**Problem description**. Pictures are not part of the copy; repeat everything else in the records exactly.

**Input rows**.

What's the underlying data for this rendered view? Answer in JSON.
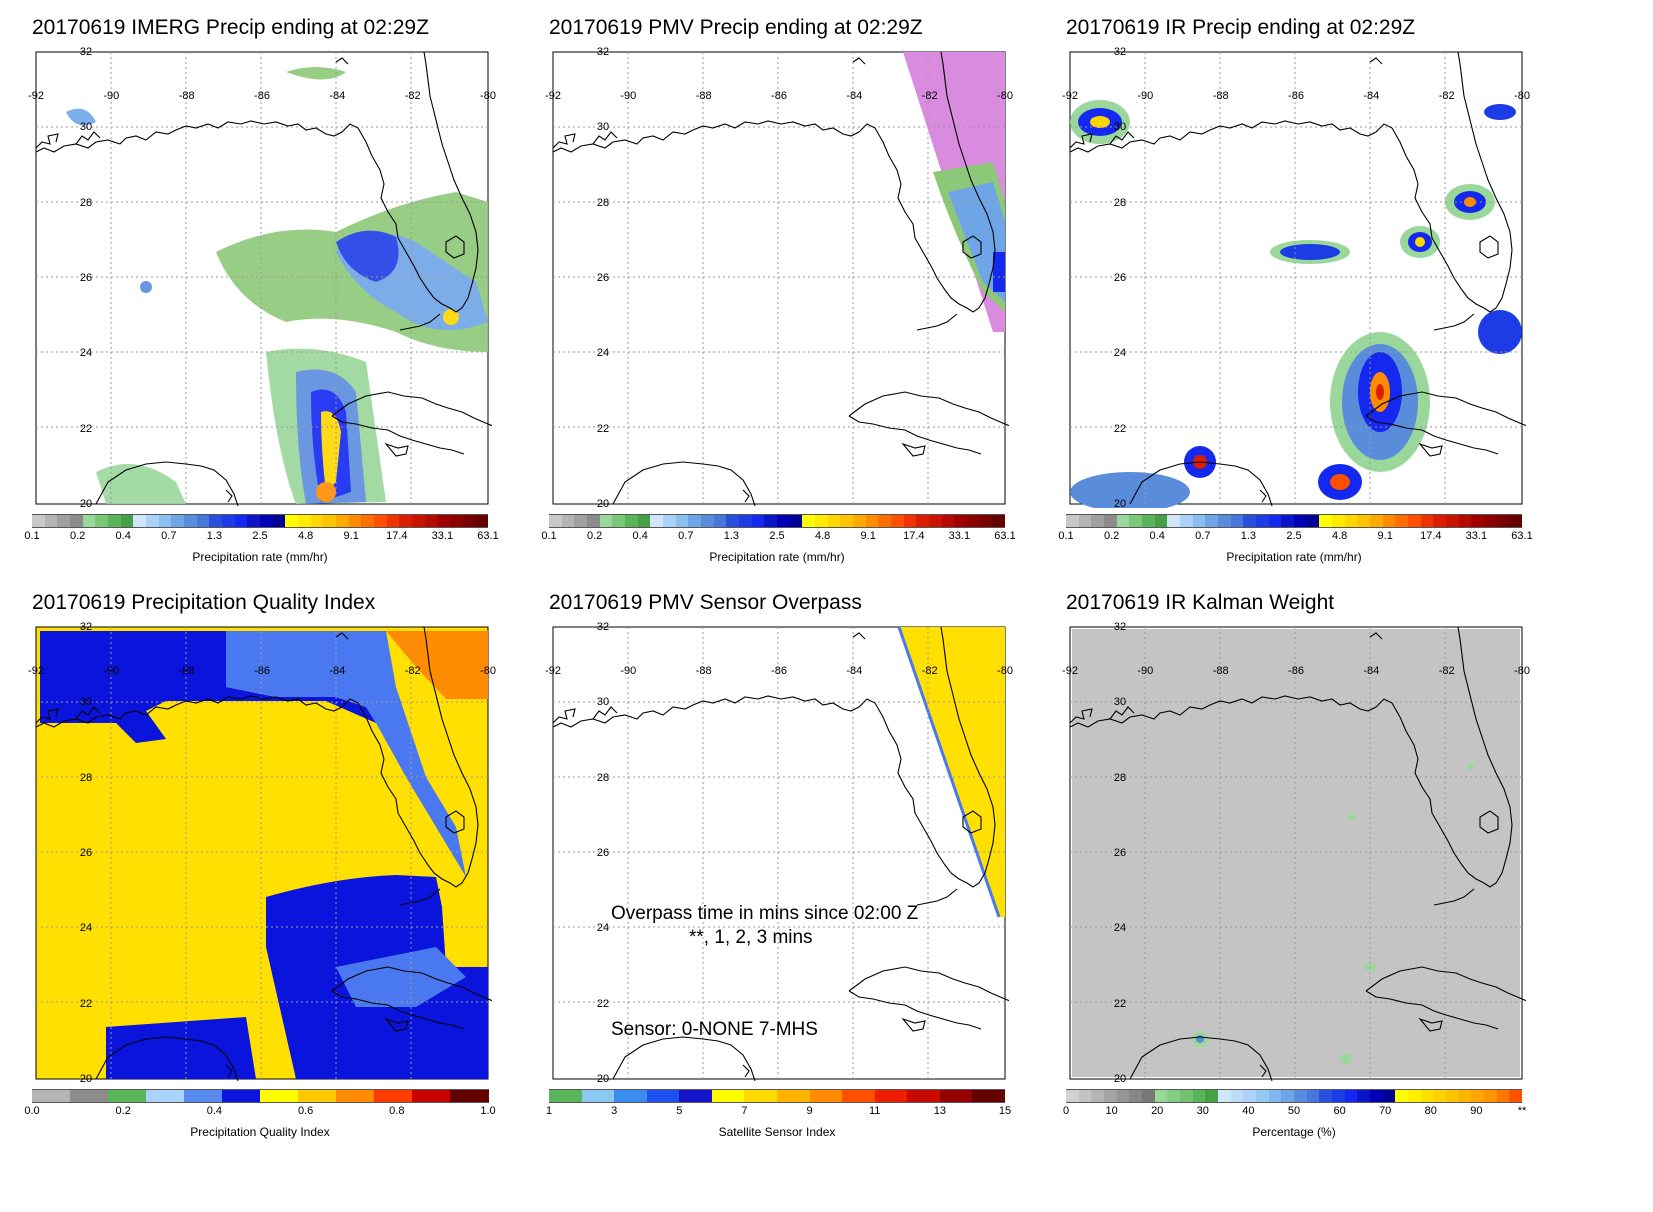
{
  "panels": [
    {
      "title": "20170619 IMERG Precip ending at 02:29Z"
    },
    {
      "title": "20170619 PMV Precip ending at 02:29Z"
    },
    {
      "title": "20170619 IR Precip ending at 02:29Z"
    },
    {
      "title": "20170619 Precipitation Quality Index"
    },
    {
      "title": "20170619 PMV Sensor Overpass"
    },
    {
      "title": "20170619 IR Kalman Weight"
    }
  ],
  "map_axes": {
    "lon_labels": [
      "-92",
      "-90",
      "-88",
      "-86",
      "-84",
      "-82",
      "-80"
    ],
    "lat_labels": [
      "32",
      "30",
      "28",
      "26",
      "24",
      "22",
      "20"
    ]
  },
  "colorbars": {
    "precip": {
      "ticks": [
        "0.1",
        "0.2",
        "0.4",
        "0.7",
        "1.3",
        "2.5",
        "4.8",
        "9.1",
        "17.4",
        "33.1",
        "63.1"
      ],
      "label": "Precipitation rate (mm/hr)",
      "colors": [
        "#c8c8c8",
        "#b4b4b4",
        "#a0a0a0",
        "#8c8c8c",
        "#9ad79a",
        "#78c878",
        "#5ab45a",
        "#46a046",
        "#d2e6fa",
        "#aad2fa",
        "#8cbef0",
        "#6ea5e6",
        "#5a8cdc",
        "#4678dc",
        "#2850dc",
        "#1e3ce6",
        "#1428f0",
        "#0a14c8",
        "#0000b4",
        "#000096",
        "#ffff00",
        "#ffeb00",
        "#ffd700",
        "#ffc300",
        "#ffaa00",
        "#ff8c00",
        "#ff6e00",
        "#ff5000",
        "#f03200",
        "#dc1e00",
        "#c81400",
        "#b40a00",
        "#a00000",
        "#8c0000",
        "#780000",
        "#640000"
      ]
    },
    "quality": {
      "ticks": [
        "0.0",
        "0.2",
        "0.4",
        "0.6",
        "0.8",
        "1.0"
      ],
      "label": "Precipitation Quality Index",
      "colors": [
        "#b4b4b4",
        "#8c8c8c",
        "#5ab45a",
        "#aad2fa",
        "#5a8cf0",
        "#0a14dc",
        "#ffff00",
        "#ffc800",
        "#ff8c00",
        "#ff3c00",
        "#c80000",
        "#640000"
      ]
    },
    "sensor": {
      "ticks": [
        "1",
        "3",
        "5",
        "7",
        "9",
        "11",
        "13",
        "15"
      ],
      "label": "Satellite Sensor Index",
      "colors": [
        "#5ab45a",
        "#8cc8f0",
        "#3c8cf0",
        "#1e50f0",
        "#1414c8",
        "#ffff00",
        "#ffdc00",
        "#ffb400",
        "#ff8c00",
        "#ff5000",
        "#f01e00",
        "#c80a00",
        "#960000",
        "#640000"
      ]
    },
    "weight": {
      "ticks": [
        "0",
        "10",
        "20",
        "30",
        "40",
        "50",
        "60",
        "70",
        "80",
        "90",
        "**"
      ],
      "label": "Percentage (%)",
      "colors": [
        "#d2d2d2",
        "#c3c3c3",
        "#b4b4b4",
        "#a5a5a5",
        "#969696",
        "#878787",
        "#787878",
        "#9ad79a",
        "#86cd86",
        "#72c372",
        "#5ab45a",
        "#46a046",
        "#d2e6fa",
        "#bedcfa",
        "#aad2fa",
        "#96c8f5",
        "#82b4f0",
        "#6ea5e6",
        "#5a8cdc",
        "#4678dc",
        "#2850dc",
        "#1e3ce6",
        "#1428f0",
        "#0a14c8",
        "#0000b4",
        "#000096",
        "#ffff00",
        "#fff000",
        "#ffe100",
        "#ffd200",
        "#ffc300",
        "#ffb400",
        "#ffa500",
        "#ff9600",
        "#ff7800",
        "#ff5000"
      ]
    }
  },
  "overpass_note": {
    "line1": "Overpass time in mins since 02:00 Z",
    "line2": "**, 1, 2, 3 mins",
    "line3": "Sensor:   0-NONE  7-MHS"
  },
  "colors": {
    "coast": "#000000",
    "grid": "#9a9a9a",
    "pmv_fill": "#d98be0",
    "quality_yellow": "#ffe000",
    "quality_blue_dark": "#0a14dc",
    "quality_blue_mid": "#4a78f0",
    "quality_orange": "#ff8c00",
    "weight_gray": "#c4c4c4"
  }
}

**Result of this task**.
What's the underlying data for this rendered view? Answer in JSON.
{
  "panels": [
    {
      "title": "20170619 IMERG Precip ending at 02:29Z"
    },
    {
      "title": "20170619 PMV Precip ending at 02:29Z"
    },
    {
      "title": "20170619 IR Precip ending at 02:29Z"
    },
    {
      "title": "20170619 Precipitation Quality Index"
    },
    {
      "title": "20170619 PMV Sensor Overpass"
    },
    {
      "title": "20170619 IR Kalman Weight"
    }
  ],
  "map_axes": {
    "lon_labels": [
      "-92",
      "-90",
      "-88",
      "-86",
      "-84",
      "-82",
      "-80"
    ],
    "lat_labels": [
      "32",
      "30",
      "28",
      "26",
      "24",
      "22",
      "20"
    ]
  },
  "colorbars": {
    "precip": {
      "ticks": [
        "0.1",
        "0.2",
        "0.4",
        "0.7",
        "1.3",
        "2.5",
        "4.8",
        "9.1",
        "17.4",
        "33.1",
        "63.1"
      ],
      "label": "Precipitation rate (mm/hr)",
      "colors": [
        "#c8c8c8",
        "#b4b4b4",
        "#a0a0a0",
        "#8c8c8c",
        "#9ad79a",
        "#78c878",
        "#5ab45a",
        "#46a046",
        "#d2e6fa",
        "#aad2fa",
        "#8cbef0",
        "#6ea5e6",
        "#5a8cdc",
        "#4678dc",
        "#2850dc",
        "#1e3ce6",
        "#1428f0",
        "#0a14c8",
        "#0000b4",
        "#000096",
        "#ffff00",
        "#ffeb00",
        "#ffd700",
        "#ffc300",
        "#ffaa00",
        "#ff8c00",
        "#ff6e00",
        "#ff5000",
        "#f03200",
        "#dc1e00",
        "#c81400",
        "#b40a00",
        "#a00000",
        "#8c0000",
        "#780000",
        "#640000"
      ]
    },
    "quality": {
      "ticks": [
        "0.0",
        "0.2",
        "0.4",
        "0.6",
        "0.8",
        "1.0"
      ],
      "label": "Precipitation Quality Index",
      "colors": [
        "#b4b4b4",
        "#8c8c8c",
        "#5ab45a",
        "#aad2fa",
        "#5a8cf0",
        "#0a14dc",
        "#ffff00",
        "#ffc800",
        "#ff8c00",
        "#ff3c00",
        "#c80000",
        "#640000"
      ]
    },
    "sensor": {
      "ticks": [
        "1",
        "3",
        "5",
        "7",
        "9",
        "11",
        "13",
        "15"
      ],
      "label": "Satellite Sensor Index",
      "colors": [
        "#5ab45a",
        "#8cc8f0",
        "#3c8cf0",
        "#1e50f0",
        "#1414c8",
        "#ffff00",
        "#ffdc00",
        "#ffb400",
        "#ff8c00",
        "#ff5000",
        "#f01e00",
        "#c80a00",
        "#960000",
        "#640000"
      ]
    },
    "weight": {
      "ticks": [
        "0",
        "10",
        "20",
        "30",
        "40",
        "50",
        "60",
        "70",
        "80",
        "90",
        "**"
      ],
      "label": "Percentage (%)",
      "colors": [
        "#d2d2d2",
        "#c3c3c3",
        "#b4b4b4",
        "#a5a5a5",
        "#969696",
        "#878787",
        "#787878",
        "#9ad79a",
        "#86cd86",
        "#72c372",
        "#5ab45a",
        "#46a046",
        "#d2e6fa",
        "#bedcfa",
        "#aad2fa",
        "#96c8f5",
        "#82b4f0",
        "#6ea5e6",
        "#5a8cdc",
        "#4678dc",
        "#2850dc",
        "#1e3ce6",
        "#1428f0",
        "#0a14c8",
        "#0000b4",
        "#000096",
        "#ffff00",
        "#fff000",
        "#ffe100",
        "#ffd200",
        "#ffc300",
        "#ffb400",
        "#ffa500",
        "#ff9600",
        "#ff7800",
        "#ff5000"
      ]
    }
  },
  "overpass_note": {
    "line1": "Overpass time in mins since 02:00 Z",
    "line2": "**, 1, 2, 3 mins",
    "line3": "Sensor:   0-NONE  7-MHS"
  },
  "colors": {
    "coast": "#000000",
    "grid": "#9a9a9a",
    "pmv_fill": "#d98be0",
    "quality_yellow": "#ffe000",
    "quality_blue_dark": "#0a14dc",
    "quality_blue_mid": "#4a78f0",
    "quality_orange": "#ff8c00",
    "weight_gray": "#c4c4c4"
  }
}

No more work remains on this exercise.